>> start

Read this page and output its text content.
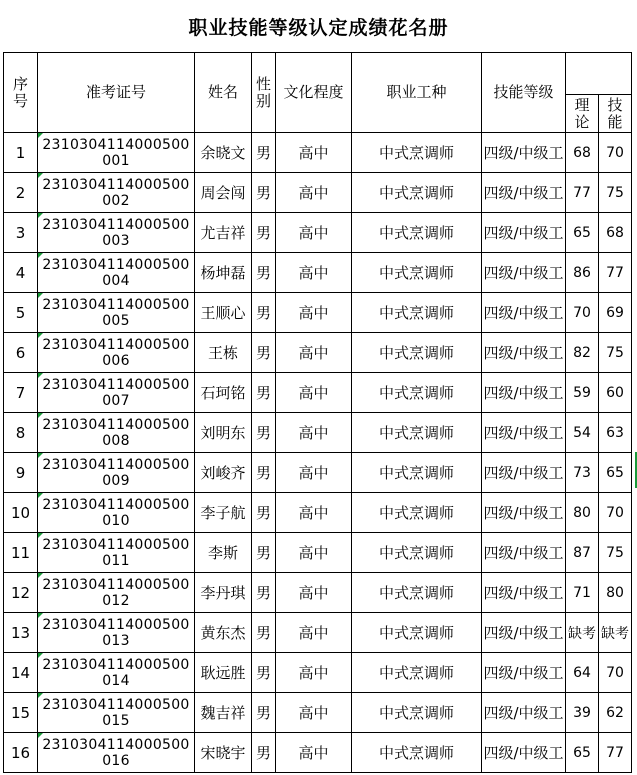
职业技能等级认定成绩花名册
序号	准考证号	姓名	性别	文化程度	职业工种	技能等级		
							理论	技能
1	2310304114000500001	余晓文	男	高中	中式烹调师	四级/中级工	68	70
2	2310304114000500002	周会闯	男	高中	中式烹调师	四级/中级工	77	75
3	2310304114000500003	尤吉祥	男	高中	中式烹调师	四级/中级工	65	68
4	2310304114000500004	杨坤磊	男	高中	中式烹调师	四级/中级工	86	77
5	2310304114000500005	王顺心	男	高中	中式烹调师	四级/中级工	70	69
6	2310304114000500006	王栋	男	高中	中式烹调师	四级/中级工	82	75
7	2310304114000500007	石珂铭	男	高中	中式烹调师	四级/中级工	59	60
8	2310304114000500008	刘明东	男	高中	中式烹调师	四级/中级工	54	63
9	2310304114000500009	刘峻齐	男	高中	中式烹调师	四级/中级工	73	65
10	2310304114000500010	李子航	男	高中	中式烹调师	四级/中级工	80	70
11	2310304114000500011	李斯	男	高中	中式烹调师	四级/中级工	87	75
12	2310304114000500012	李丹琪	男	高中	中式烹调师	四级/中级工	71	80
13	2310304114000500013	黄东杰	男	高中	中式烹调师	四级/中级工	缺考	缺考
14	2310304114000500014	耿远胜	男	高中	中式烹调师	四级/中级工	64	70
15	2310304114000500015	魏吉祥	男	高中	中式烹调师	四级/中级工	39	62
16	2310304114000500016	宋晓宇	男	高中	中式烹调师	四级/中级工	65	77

>> end
>> start

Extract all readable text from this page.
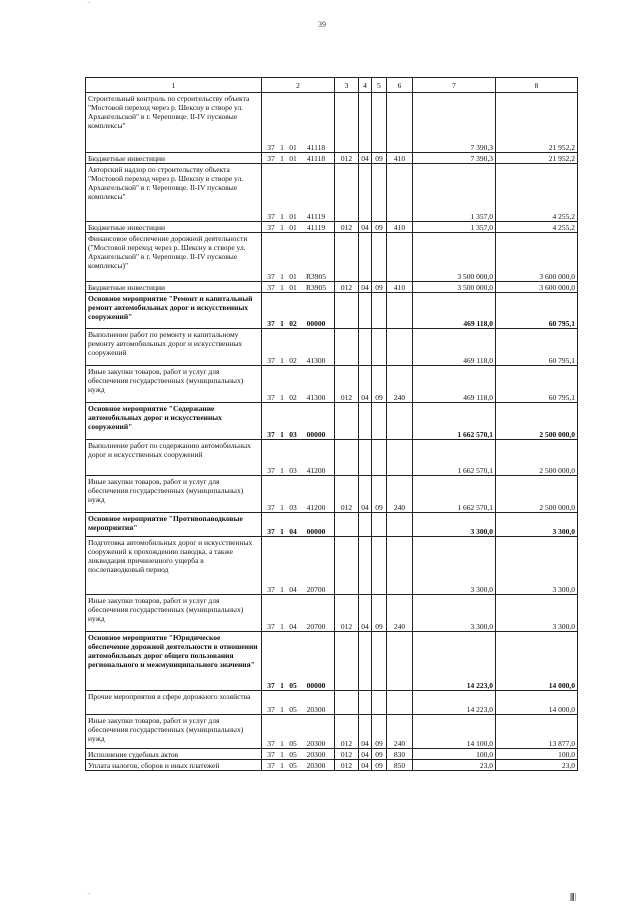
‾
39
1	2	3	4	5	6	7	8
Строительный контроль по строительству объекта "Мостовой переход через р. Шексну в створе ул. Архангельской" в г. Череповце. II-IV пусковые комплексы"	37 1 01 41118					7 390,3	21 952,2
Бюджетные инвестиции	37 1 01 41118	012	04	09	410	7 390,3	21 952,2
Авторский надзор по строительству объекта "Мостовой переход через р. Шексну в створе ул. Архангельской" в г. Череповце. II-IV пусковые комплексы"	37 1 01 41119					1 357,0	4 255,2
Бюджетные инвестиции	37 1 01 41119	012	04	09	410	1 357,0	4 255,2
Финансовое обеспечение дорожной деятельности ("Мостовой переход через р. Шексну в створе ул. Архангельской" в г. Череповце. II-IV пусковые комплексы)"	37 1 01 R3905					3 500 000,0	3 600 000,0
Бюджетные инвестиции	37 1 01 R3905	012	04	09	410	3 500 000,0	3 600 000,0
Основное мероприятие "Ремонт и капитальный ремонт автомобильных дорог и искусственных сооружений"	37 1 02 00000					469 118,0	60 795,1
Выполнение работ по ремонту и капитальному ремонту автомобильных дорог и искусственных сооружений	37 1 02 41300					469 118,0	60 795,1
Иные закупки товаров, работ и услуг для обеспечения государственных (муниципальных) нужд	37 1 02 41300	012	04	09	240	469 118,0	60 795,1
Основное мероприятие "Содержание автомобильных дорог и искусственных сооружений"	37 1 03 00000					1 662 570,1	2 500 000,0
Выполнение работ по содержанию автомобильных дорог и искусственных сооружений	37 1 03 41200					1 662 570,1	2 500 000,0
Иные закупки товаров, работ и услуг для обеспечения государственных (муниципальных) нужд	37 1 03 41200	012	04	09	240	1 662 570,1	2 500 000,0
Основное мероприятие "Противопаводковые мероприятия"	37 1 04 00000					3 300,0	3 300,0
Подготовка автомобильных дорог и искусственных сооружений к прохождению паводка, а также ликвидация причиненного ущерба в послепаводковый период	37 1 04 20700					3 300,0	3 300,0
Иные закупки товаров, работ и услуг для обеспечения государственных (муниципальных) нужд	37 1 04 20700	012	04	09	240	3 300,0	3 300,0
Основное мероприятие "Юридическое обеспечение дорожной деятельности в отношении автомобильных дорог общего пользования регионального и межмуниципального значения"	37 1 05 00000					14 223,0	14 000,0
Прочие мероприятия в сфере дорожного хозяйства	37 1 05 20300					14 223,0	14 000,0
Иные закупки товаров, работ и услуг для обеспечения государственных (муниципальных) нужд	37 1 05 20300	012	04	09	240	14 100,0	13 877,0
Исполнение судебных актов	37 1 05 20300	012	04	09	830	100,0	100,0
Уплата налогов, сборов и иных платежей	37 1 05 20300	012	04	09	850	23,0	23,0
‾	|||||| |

>> end

■ TASK DIRECTIONS:
From the material above, count the lines that include "государственных" and give only the total.

■ ANSWER:
4